**Problem**
Print all the entries verbatim.

[Data entries]
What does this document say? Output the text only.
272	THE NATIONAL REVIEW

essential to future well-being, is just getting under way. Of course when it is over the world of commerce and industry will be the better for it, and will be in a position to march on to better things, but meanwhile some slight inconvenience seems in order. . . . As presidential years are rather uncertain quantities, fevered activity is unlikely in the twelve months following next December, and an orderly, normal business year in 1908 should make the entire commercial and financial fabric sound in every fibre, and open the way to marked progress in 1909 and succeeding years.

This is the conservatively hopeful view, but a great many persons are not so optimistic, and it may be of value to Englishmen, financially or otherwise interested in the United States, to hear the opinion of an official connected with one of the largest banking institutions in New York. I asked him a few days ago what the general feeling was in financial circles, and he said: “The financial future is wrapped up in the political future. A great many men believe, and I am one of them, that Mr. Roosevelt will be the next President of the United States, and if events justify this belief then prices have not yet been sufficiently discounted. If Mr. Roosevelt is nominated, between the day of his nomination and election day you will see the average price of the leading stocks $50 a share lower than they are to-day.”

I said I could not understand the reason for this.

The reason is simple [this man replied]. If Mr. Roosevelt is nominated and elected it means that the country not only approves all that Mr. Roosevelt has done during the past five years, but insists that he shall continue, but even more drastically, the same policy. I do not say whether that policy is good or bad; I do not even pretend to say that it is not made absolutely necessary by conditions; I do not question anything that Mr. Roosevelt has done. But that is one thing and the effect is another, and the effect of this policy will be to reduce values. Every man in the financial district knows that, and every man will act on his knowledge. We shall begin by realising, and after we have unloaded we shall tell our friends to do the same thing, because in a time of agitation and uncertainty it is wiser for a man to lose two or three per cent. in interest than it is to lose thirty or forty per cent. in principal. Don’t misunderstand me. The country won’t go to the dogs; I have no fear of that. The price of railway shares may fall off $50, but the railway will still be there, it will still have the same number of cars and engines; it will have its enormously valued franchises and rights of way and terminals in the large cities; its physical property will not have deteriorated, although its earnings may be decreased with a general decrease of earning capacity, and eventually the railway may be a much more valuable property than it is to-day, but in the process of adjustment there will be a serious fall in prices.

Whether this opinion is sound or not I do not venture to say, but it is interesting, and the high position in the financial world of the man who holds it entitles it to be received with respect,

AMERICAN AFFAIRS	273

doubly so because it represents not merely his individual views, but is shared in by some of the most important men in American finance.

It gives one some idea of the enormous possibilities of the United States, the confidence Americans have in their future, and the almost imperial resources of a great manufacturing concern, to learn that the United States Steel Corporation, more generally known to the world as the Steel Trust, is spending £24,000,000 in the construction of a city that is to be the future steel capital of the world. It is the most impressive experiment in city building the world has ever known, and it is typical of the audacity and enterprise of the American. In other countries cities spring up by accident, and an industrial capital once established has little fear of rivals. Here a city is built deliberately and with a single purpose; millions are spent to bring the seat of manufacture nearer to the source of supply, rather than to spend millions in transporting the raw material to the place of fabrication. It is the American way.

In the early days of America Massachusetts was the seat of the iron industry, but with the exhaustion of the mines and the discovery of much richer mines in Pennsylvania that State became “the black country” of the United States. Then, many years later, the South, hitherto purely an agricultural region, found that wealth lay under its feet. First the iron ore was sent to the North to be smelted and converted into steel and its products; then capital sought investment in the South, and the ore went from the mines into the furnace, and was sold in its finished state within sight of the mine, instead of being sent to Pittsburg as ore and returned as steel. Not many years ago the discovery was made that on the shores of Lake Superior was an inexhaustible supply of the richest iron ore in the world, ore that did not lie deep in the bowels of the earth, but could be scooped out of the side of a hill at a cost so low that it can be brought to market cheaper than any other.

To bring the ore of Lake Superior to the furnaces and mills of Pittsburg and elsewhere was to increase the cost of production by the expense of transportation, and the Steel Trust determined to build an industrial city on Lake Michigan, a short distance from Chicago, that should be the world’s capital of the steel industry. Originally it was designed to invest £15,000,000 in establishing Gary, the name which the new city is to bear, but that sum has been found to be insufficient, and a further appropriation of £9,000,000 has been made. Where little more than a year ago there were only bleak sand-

**Response to the task**
What does this document say? Output the text only.
272	THE NATIONAL REVIEW

essential to future well-being, is just getting under way. Of course when it is over the world of commerce and industry will be the better for it, and will be in a position to march on to better things, but meanwhile some slight inconvenience seems in order. . . . As presidential years are rather uncertain quantities, fevered activity is unlikely in the twelve months following next December, and an orderly, normal business year in 1908 should make the entire commercial and financial fabric sound in every fibre, and open the way to marked progress in 1909 and succeeding years.

This is the conservatively hopeful view, but a great many persons are not so optimistic, and it may be of value to Englishmen, financially or otherwise interested in the United States, to hear the opinion of an official connected with one of the largest banking institutions in New York. I asked him a few days ago what the general feeling was in financial circles, and he said: “The financial future is wrapped up in the political future. A great many men believe, and I am one of them, that Mr. Roosevelt will be the next President of the United States, and if events justify this belief then prices have not yet been sufficiently discounted. If Mr. Roosevelt is nominated, between the day of his nomination and election day you will see the average price of the leading stocks $50 a share lower than they are to-day.”

I said I could not understand the reason for this.

The reason is simple [this man replied]. If Mr. Roosevelt is nominated and elected it means that the country not only approves all that Mr. Roosevelt has done during the past five years, but insists that he shall continue, but even more drastically, the same policy. I do not say whether that policy is good or bad; I do not even pretend to say that it is not made absolutely necessary by conditions; I do not question anything that Mr. Roosevelt has done. But that is one thing and the effect is another, and the effect of this policy will be to reduce values. Every man in the financial district knows that, and every man will act on his knowledge. We shall begin by realising, and after we have unloaded we shall tell our friends to do the same thing, because in a time of agitation and uncertainty it is wiser for a man to lose two or three per cent. in interest than it is to lose thirty or forty per cent. in principal. Don’t misunderstand me. The country won’t go to the dogs; I have no fear of that. The price of railway shares may fall off $50, but the railway will still be there, it will still have the same number of cars and engines; it will have its enormously valued franchises and rights of way and terminals in the large cities; its physical property will not have deteriorated, although its earnings may be decreased with a general decrease of earning capacity, and eventually the railway may be a much more valuable property than it is to-day, but in the process of adjustment there will be a serious fall in prices.

Whether this opinion is sound or not I do not venture to say, but it is interesting, and the high position in the financial world of the man who holds it entitles it to be received with respect,

AMERICAN AFFAIRS	273

doubly so because it represents not merely his individual views, but is shared in by some of the most important men in American finance.

It gives one some idea of the enormous possibilities of the United States, the confidence Americans have in their future, and the almost imperial resources of a great manufacturing concern, to learn that the United States Steel Corporation, more generally known to the world as the Steel Trust, is spending £24,000,000 in the construction of a city that is to be the future steel capital of the world. It is the most impressive experiment in city building the world has ever known, and it is typical of the audacity and enterprise of the American. In other countries cities spring up by accident, and an industrial capital once established has little fear of rivals. Here a city is built deliberately and with a single purpose; millions are spent to bring the seat of manufacture nearer to the source of supply, rather than to spend millions in transporting the raw material to the place of fabrication. It is the American way.

In the early days of America Massachusetts was the seat of the iron industry, but with the exhaustion of the mines and the discovery of much richer mines in Pennsylvania that State became “the black country” of the United States. Then, many years later, the South, hitherto purely an agricultural region, found that wealth lay under its feet. First the iron ore was sent to the North to be smelted and converted into steel and its products; then capital sought investment in the South, and the ore went from the mines into the furnace, and was sold in its finished state within sight of the mine, instead of being sent to Pittsburg as ore and returned as steel. Not many years ago the discovery was made that on the shores of Lake Superior was an inexhaustible supply of the richest iron ore in the world, ore that did not lie deep in the bowels of the earth, but could be scooped out of the side of a hill at a cost so low that it can be brought to market cheaper than any other.

To bring the ore of Lake Superior to the furnaces and mills of Pittsburg and elsewhere was to increase the cost of production by the expense of transportation, and the Steel Trust determined to build an industrial city on Lake Michigan, a short distance from Chicago, that should be the world’s capital of the steel industry. Originally it was designed to invest £15,000,000 in establishing Gary, the name which the new city is to bear, but that sum has been found to be insufficient, and a further appropriation of £9,000,000 has been made. Where little more than a year ago there were only bleak sand-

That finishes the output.